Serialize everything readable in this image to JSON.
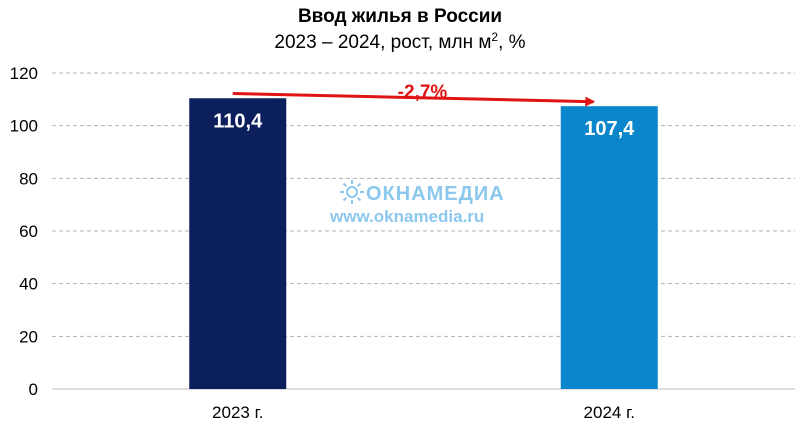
{
  "chart_data": {
    "type": "bar",
    "title": "Ввод жилья в России",
    "subtitle_main": "2023 – 2024, рост, млн м",
    "subtitle_sup": "2",
    "subtitle_tail": ", %",
    "categories": [
      "2023 г.",
      "2024 г."
    ],
    "values": [
      110.4,
      107.4
    ],
    "value_labels": [
      "110,4",
      "107,4"
    ],
    "bar_colors": [
      "#0a1f5c",
      "#0a86cc"
    ],
    "ylim": [
      0,
      120
    ],
    "yticks": [
      0,
      20,
      40,
      60,
      80,
      100,
      120
    ],
    "grid": true,
    "change_label": "-2,7%",
    "change_color": "#e01414"
  },
  "watermark": {
    "brand": "ОКНАМЕДИА",
    "url": "www.oknamedia.ru",
    "color": "#8cc8ee"
  }
}
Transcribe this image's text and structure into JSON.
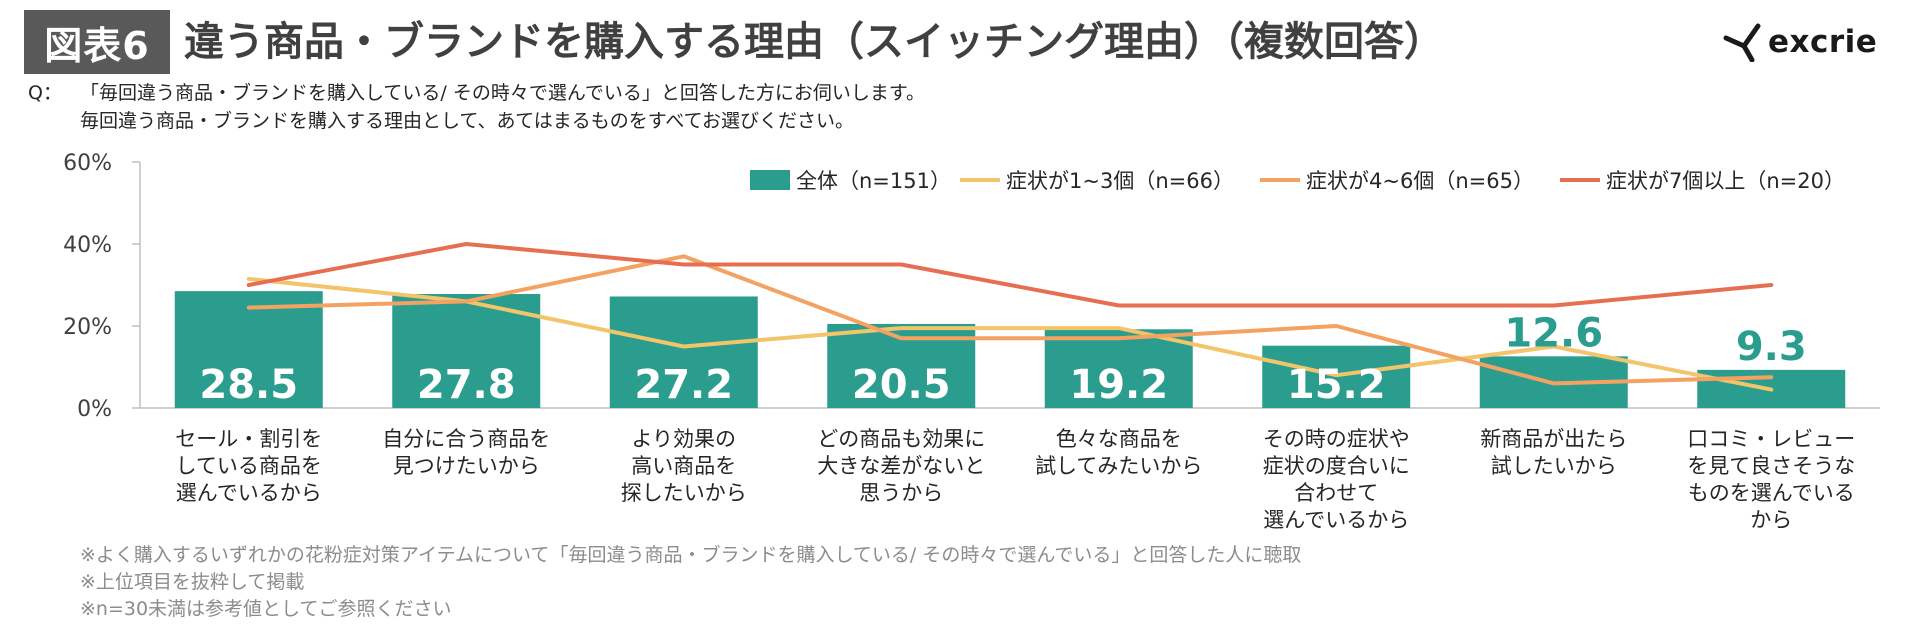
{
  "header": {
    "badge": "図表6",
    "title": "違う商品・ブランドを購入する理由（スイッチング理由）（複数回答）",
    "logo_text": "excrie"
  },
  "question": {
    "label": "Q：",
    "line1": "「毎回違う商品・ブランドを購入している/ その時々で選んでいる」と回答した方にお伺いします。",
    "line2": "毎回違う商品・ブランドを購入する理由として、あてはまるものをすべてお選びください。"
  },
  "notes": [
    "※よく購入するいずれかの花粉症対策アイテムについて「毎回違う商品・ブランドを購入している/ その時々で選んでいる」と回答した人に聴取",
    "※上位項目を抜粋して掲載",
    "※n=30未満は参考値としてご参照ください"
  ],
  "chart_data": {
    "type": "bar",
    "ylim": [
      0,
      60
    ],
    "y_ticks": [
      0,
      20,
      40,
      60
    ],
    "y_tick_labels": [
      "0%",
      "20%",
      "40%",
      "60%"
    ],
    "legend_position": "top-right",
    "categories": [
      [
        "セール・割引を",
        "している商品を",
        "選んでいるから"
      ],
      [
        "自分に合う商品を",
        "見つけたいから"
      ],
      [
        "より効果の",
        "高い商品を",
        "探したいから"
      ],
      [
        "どの商品も効果に",
        "大きな差がないと",
        "思うから"
      ],
      [
        "色々な商品を",
        "試してみたいから"
      ],
      [
        "その時の症状や",
        "症状の度合いに",
        "合わせて",
        "選んでいるから"
      ],
      [
        "新商品が出たら",
        "試したいから"
      ],
      [
        "口コミ・レビュー",
        "を見て良さそうな",
        "ものを選んでいる",
        "から"
      ]
    ],
    "series": [
      {
        "name": "全体（n=151）",
        "kind": "bar",
        "color": "#2a9d8f",
        "values": [
          28.5,
          27.8,
          27.2,
          20.5,
          19.2,
          15.2,
          12.6,
          9.3
        ],
        "labels": [
          "28.5",
          "27.8",
          "27.2",
          "20.5",
          "19.2",
          "15.2",
          "12.6",
          "9.3"
        ]
      },
      {
        "name": "症状が1~3個（n=66）",
        "kind": "line",
        "color": "#f2c46b",
        "values": [
          31.5,
          26,
          15,
          19.5,
          19.5,
          8,
          15,
          4.5
        ]
      },
      {
        "name": "症状が4~6個（n=65）",
        "kind": "line",
        "color": "#f4a261",
        "values": [
          24.5,
          26,
          37,
          17,
          17,
          20,
          6,
          7.5
        ]
      },
      {
        "name": "症状が7個以上（n=20）",
        "kind": "line",
        "color": "#e76f51",
        "values": [
          30,
          40,
          35,
          35,
          25,
          25,
          25,
          30
        ]
      }
    ]
  }
}
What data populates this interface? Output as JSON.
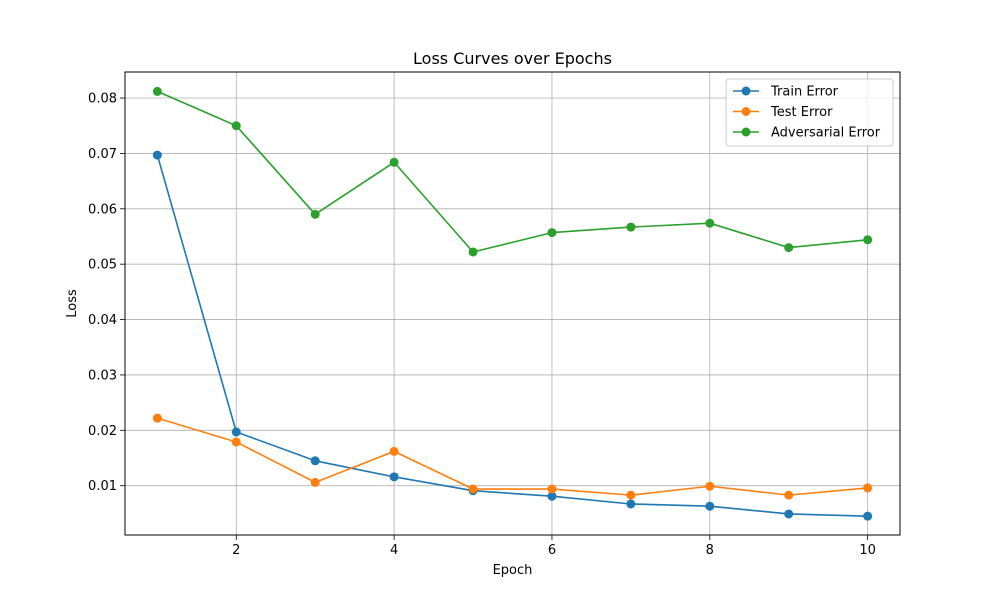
{
  "chart_data": {
    "type": "line",
    "title": "Loss Curves over Epochs",
    "xlabel": "Epoch",
    "ylabel": "Loss",
    "x": [
      1,
      2,
      3,
      4,
      5,
      6,
      7,
      8,
      9,
      10
    ],
    "xlim": [
      0.59,
      10.41
    ],
    "ylim": [
      0.0011,
      0.0847
    ],
    "xticks": [
      2,
      4,
      6,
      8,
      10
    ],
    "yticks": [
      0.01,
      0.02,
      0.03,
      0.04,
      0.05,
      0.06,
      0.07,
      0.08
    ],
    "ytick_labels": [
      "0.01",
      "0.02",
      "0.03",
      "0.04",
      "0.05",
      "0.06",
      "0.07",
      "0.08"
    ],
    "grid": true,
    "legend_position": "top-right",
    "series": [
      {
        "name": "Train Error",
        "color": "#1f77b4",
        "marker": "circle",
        "values": [
          0.0697,
          0.0197,
          0.0145,
          0.0116,
          0.0091,
          0.0081,
          0.0067,
          0.0063,
          0.0049,
          0.0045
        ]
      },
      {
        "name": "Test Error",
        "color": "#ff7f0e",
        "marker": "circle",
        "values": [
          0.0222,
          0.0179,
          0.0106,
          0.0162,
          0.0094,
          0.0094,
          0.0083,
          0.0099,
          0.0083,
          0.0096
        ]
      },
      {
        "name": "Adversarial Error",
        "color": "#2ca02c",
        "marker": "circle",
        "values": [
          0.0812,
          0.075,
          0.059,
          0.0684,
          0.0522,
          0.0557,
          0.0567,
          0.0574,
          0.053,
          0.0544
        ]
      }
    ]
  }
}
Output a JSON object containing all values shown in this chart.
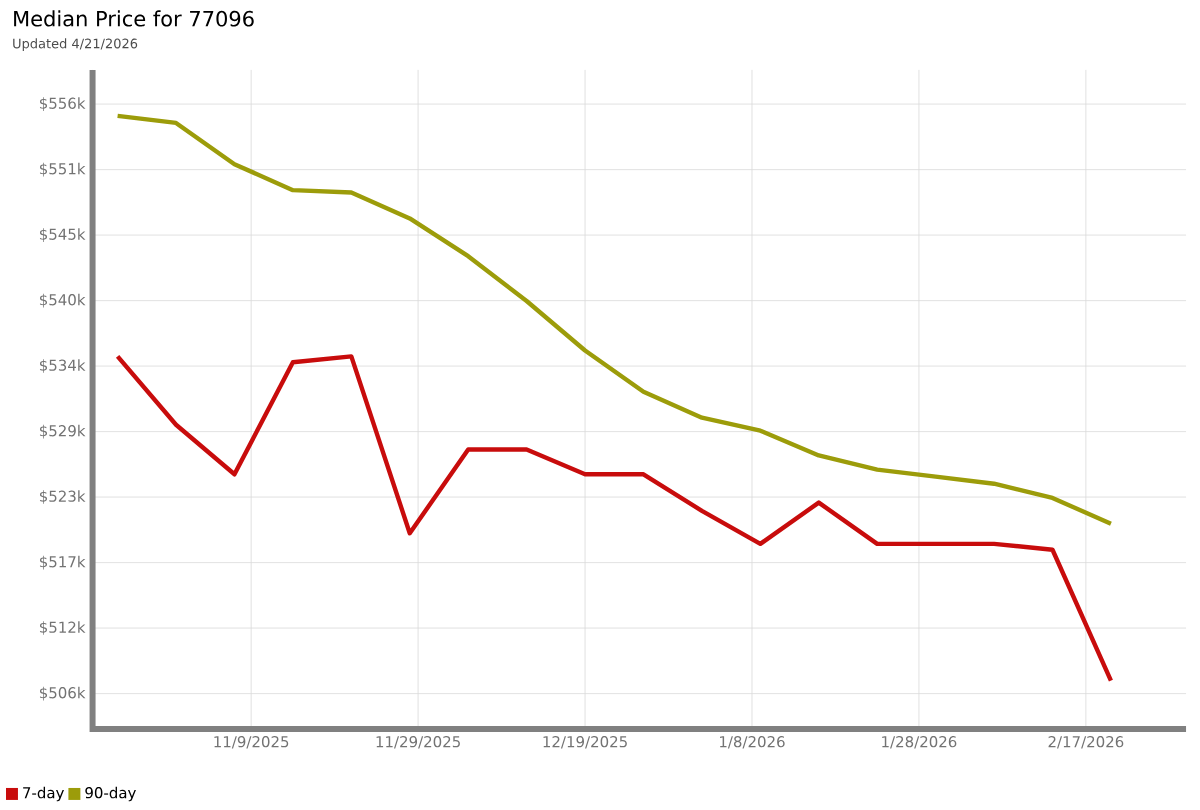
{
  "chart_data": {
    "type": "line",
    "title": "Median Price for 77096",
    "subtitle": "Updated 4/21/2026",
    "x": [
      "2025-10-24",
      "2025-10-31",
      "2025-11-07",
      "2025-11-14",
      "2025-11-21",
      "2025-11-28",
      "2025-12-05",
      "2025-12-12",
      "2025-12-19",
      "2025-12-26",
      "2026-01-02",
      "2026-01-09",
      "2026-01-16",
      "2026-01-23",
      "2026-01-30",
      "2026-02-06",
      "2026-02-13",
      "2026-02-20"
    ],
    "series": [
      {
        "name": "7-day",
        "color": "#c80c0c",
        "values": [
          534.9,
          529.1,
          524.9,
          534.4,
          534.9,
          519.9,
          527.0,
          527.0,
          524.9,
          524.9,
          521.8,
          519.0,
          522.5,
          519.0,
          519.0,
          519.0,
          518.5,
          507.4
        ]
      },
      {
        "name": "90-day",
        "color": "#9c9c0a",
        "values": [
          555.3,
          554.7,
          551.2,
          549.0,
          548.8,
          546.6,
          543.4,
          539.6,
          535.4,
          531.9,
          529.7,
          528.6,
          526.5,
          525.3,
          524.7,
          524.1,
          522.9,
          520.7
        ]
      }
    ],
    "xlim": [
      "2025-10-21",
      "2026-03-01"
    ],
    "xticks": [
      {
        "value": "2025-11-09",
        "label": "11/9/2025"
      },
      {
        "value": "2025-11-29",
        "label": "11/29/2025"
      },
      {
        "value": "2025-12-19",
        "label": "12/19/2025"
      },
      {
        "value": "2026-01-08",
        "label": "1/8/2026"
      },
      {
        "value": "2026-01-28",
        "label": "1/28/2026"
      },
      {
        "value": "2026-02-17",
        "label": "2/17/2026"
      }
    ],
    "ylim": [
      503.3,
      559.2
    ],
    "yticks": [
      {
        "value": 506.3,
        "label": "$506k"
      },
      {
        "value": 511.86,
        "label": "$512k"
      },
      {
        "value": 517.41,
        "label": "$517k"
      },
      {
        "value": 522.97,
        "label": "$523k"
      },
      {
        "value": 528.52,
        "label": "$529k"
      },
      {
        "value": 534.08,
        "label": "$534k"
      },
      {
        "value": 539.63,
        "label": "$540k"
      },
      {
        "value": 545.19,
        "label": "$545k"
      },
      {
        "value": 550.74,
        "label": "$551k"
      },
      {
        "value": 556.3,
        "label": "$556k"
      }
    ],
    "grid": true,
    "legend": "bottom left",
    "marker": "none",
    "line_style": "solid"
  }
}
• • • • •
§ **GIVEN TASK**
Each record above is to be restated exactly, with its pictures removed from the copy.

§ **THE RESPONSE**
Serialize everything readable in this image to JSON.
{
  "chart_data": {
    "type": "bar",
    "title": "Ввод жилья в России",
    "subtitle_main": "2023 – 2024, рост, млн м",
    "subtitle_sup": "2",
    "subtitle_tail": ", %",
    "categories": [
      "2023 г.",
      "2024 г."
    ],
    "values": [
      110.4,
      107.4
    ],
    "value_labels": [
      "110,4",
      "107,4"
    ],
    "bar_colors": [
      "#0a1f5c",
      "#0a86cc"
    ],
    "ylim": [
      0,
      120
    ],
    "yticks": [
      0,
      20,
      40,
      60,
      80,
      100,
      120
    ],
    "grid": true,
    "change_label": "-2,7%",
    "change_color": "#e01414"
  },
  "watermark": {
    "brand": "ОКНАМЕДИА",
    "url": "www.oknamedia.ru",
    "color": "#8cc8ee"
  }
}
Transcribe this image's text and structure into JSON.
{
  "header": {
    "badge": "図表6",
    "title": "違う商品・ブランドを購入する理由（スイッチング理由）（複数回答）",
    "logo_text": "excrie"
  },
  "question": {
    "label": "Q：",
    "line1": "「毎回違う商品・ブランドを購入している/ その時々で選んでいる」と回答した方にお伺いします。",
    "line2": "毎回違う商品・ブランドを購入する理由として、あてはまるものをすべてお選びください。"
  },
  "notes": [
    "※よく購入するいずれかの花粉症対策アイテムについて「毎回違う商品・ブランドを購入している/ その時々で選んでいる」と回答した人に聴取",
    "※上位項目を抜粋して掲載",
    "※n=30未満は参考値としてご参照ください"
  ],
  "chart_data": {
    "type": "bar",
    "ylim": [
      0,
      60
    ],
    "y_ticks": [
      0,
      20,
      40,
      60
    ],
    "y_tick_labels": [
      "0%",
      "20%",
      "40%",
      "60%"
    ],
    "legend_position": "top-right",
    "categories": [
      [
        "セール・割引を",
        "している商品を",
        "選んでいるから"
      ],
      [
        "自分に合う商品を",
        "見つけたいから"
      ],
      [
        "より効果の",
        "高い商品を",
        "探したいから"
      ],
      [
        "どの商品も効果に",
        "大きな差がないと",
        "思うから"
      ],
      [
        "色々な商品を",
        "試してみたいから"
      ],
      [
        "その時の症状や",
        "症状の度合いに",
        "合わせて",
        "選んでいるから"
      ],
      [
        "新商品が出たら",
        "試したいから"
      ],
      [
        "口コミ・レビュー",
        "を見て良さそうな",
        "ものを選んでいる",
        "から"
      ]
    ],
    "series": [
      {
        "name": "全体（n=151）",
        "kind": "bar",
        "color": "#2a9d8f",
        "values": [
          28.5,
          27.8,
          27.2,
          20.5,
          19.2,
          15.2,
          12.6,
          9.3
        ],
        "labels": [
          "28.5",
          "27.8",
          "27.2",
          "20.5",
          "19.2",
          "15.2",
          "12.6",
          "9.3"
        ]
      },
      {
        "name": "症状が1~3個（n=66）",
        "kind": "line",
        "color": "#f2c46b",
        "values": [
          31.5,
          26,
          15,
          19.5,
          19.5,
          8,
          15,
          4.5
        ]
      },
      {
        "name": "症状が4~6個（n=65）",
        "kind": "line",
        "color": "#f4a261",
        "values": [
          24.5,
          26,
          37,
          17,
          17,
          20,
          6,
          7.5
        ]
      },
      {
        "name": "症状が7個以上（n=20）",
        "kind": "line",
        "color": "#e76f51",
        "values": [
          30,
          40,
          35,
          35,
          25,
          25,
          25,
          30
        ]
      }
    ]
  }
}
What data populates this interface? Output as JSON.
{
  "chart_data": {
    "type": "line",
    "title": "Loss Curves over Epochs",
    "xlabel": "Epoch",
    "ylabel": "Loss",
    "x": [
      1,
      2,
      3,
      4,
      5,
      6,
      7,
      8,
      9,
      10
    ],
    "xlim": [
      0.59,
      10.41
    ],
    "ylim": [
      0.0011,
      0.0847
    ],
    "xticks": [
      2,
      4,
      6,
      8,
      10
    ],
    "yticks": [
      0.01,
      0.02,
      0.03,
      0.04,
      0.05,
      0.06,
      0.07,
      0.08
    ],
    "ytick_labels": [
      "0.01",
      "0.02",
      "0.03",
      "0.04",
      "0.05",
      "0.06",
      "0.07",
      "0.08"
    ],
    "grid": true,
    "legend_position": "top-right",
    "series": [
      {
        "name": "Train Error",
        "color": "#1f77b4",
        "marker": "circle",
        "values": [
          0.0697,
          0.0197,
          0.0145,
          0.0116,
          0.0091,
          0.0081,
          0.0067,
          0.0063,
          0.0049,
          0.0045
        ]
      },
      {
        "name": "Test Error",
        "color": "#ff7f0e",
        "marker": "circle",
        "values": [
          0.0222,
          0.0179,
          0.0106,
          0.0162,
          0.0094,
          0.0094,
          0.0083,
          0.0099,
          0.0083,
          0.0096
        ]
      },
      {
        "name": "Adversarial Error",
        "color": "#2ca02c",
        "marker": "circle",
        "values": [
          0.0812,
          0.075,
          0.059,
          0.0684,
          0.0522,
          0.0557,
          0.0567,
          0.0574,
          0.053,
          0.0544
        ]
      }
    ]
  }
}
Output a JSON object containing all values shown in this chart.
{
  "chart_data": {
    "type": "line",
    "title": "Median Price for 77096",
    "subtitle": "Updated 4/21/2026",
    "x": [
      "2025-10-24",
      "2025-10-31",
      "2025-11-07",
      "2025-11-14",
      "2025-11-21",
      "2025-11-28",
      "2025-12-05",
      "2025-12-12",
      "2025-12-19",
      "2025-12-26",
      "2026-01-02",
      "2026-01-09",
      "2026-01-16",
      "2026-01-23",
      "2026-01-30",
      "2026-02-06",
      "2026-02-13",
      "2026-02-20"
    ],
    "series": [
      {
        "name": "7-day",
        "color": "#c80c0c",
        "values": [
          534.9,
          529.1,
          524.9,
          534.4,
          534.9,
          519.9,
          527.0,
          527.0,
          524.9,
          524.9,
          521.8,
          519.0,
          522.5,
          519.0,
          519.0,
          519.0,
          518.5,
          507.4
        ]
      },
      {
        "name": "90-day",
        "color": "#9c9c0a",
        "values": [
          555.3,
          554.7,
          551.2,
          549.0,
          548.8,
          546.6,
          543.4,
          539.6,
          535.4,
          531.9,
          529.7,
          528.6,
          526.5,
          525.3,
          524.7,
          524.1,
          522.9,
          520.7
        ]
      }
    ],
    "xlim": [
      "2025-10-21",
      "2026-03-01"
    ],
    "xticks": [
      {
        "value": "2025-11-09",
        "label": "11/9/2025"
      },
      {
        "value": "2025-11-29",
        "label": "11/29/2025"
      },
      {
        "value": "2025-12-19",
        "label": "12/19/2025"
      },
      {
        "value": "2026-01-08",
        "label": "1/8/2026"
      },
      {
        "value": "2026-01-28",
        "label": "1/28/2026"
      },
      {
        "value": "2026-02-17",
        "label": "2/17/2026"
      }
    ],
    "ylim": [
      503.3,
      559.2
    ],
    "yticks": [
      {
        "value": 506.3,
        "label": "$506k"
      },
      {
        "value": 511.86,
        "label": "$512k"
      },
      {
        "value": 517.41,
        "label": "$517k"
      },
      {
        "value": 522.97,
        "label": "$523k"
      },
      {
        "value": 528.52,
        "label": "$529k"
      },
      {
        "value": 534.08,
        "label": "$534k"
      },
      {
        "value": 539.63,
        "label": "$540k"
      },
      {
        "value": 545.19,
        "label": "$545k"
      },
      {
        "value": 550.74,
        "label": "$551k"
      },
      {
        "value": 556.3,
        "label": "$556k"
      }
    ],
    "grid": true,
    "legend": "bottom left",
    "marker": "none",
    "line_style": "solid"
  }
}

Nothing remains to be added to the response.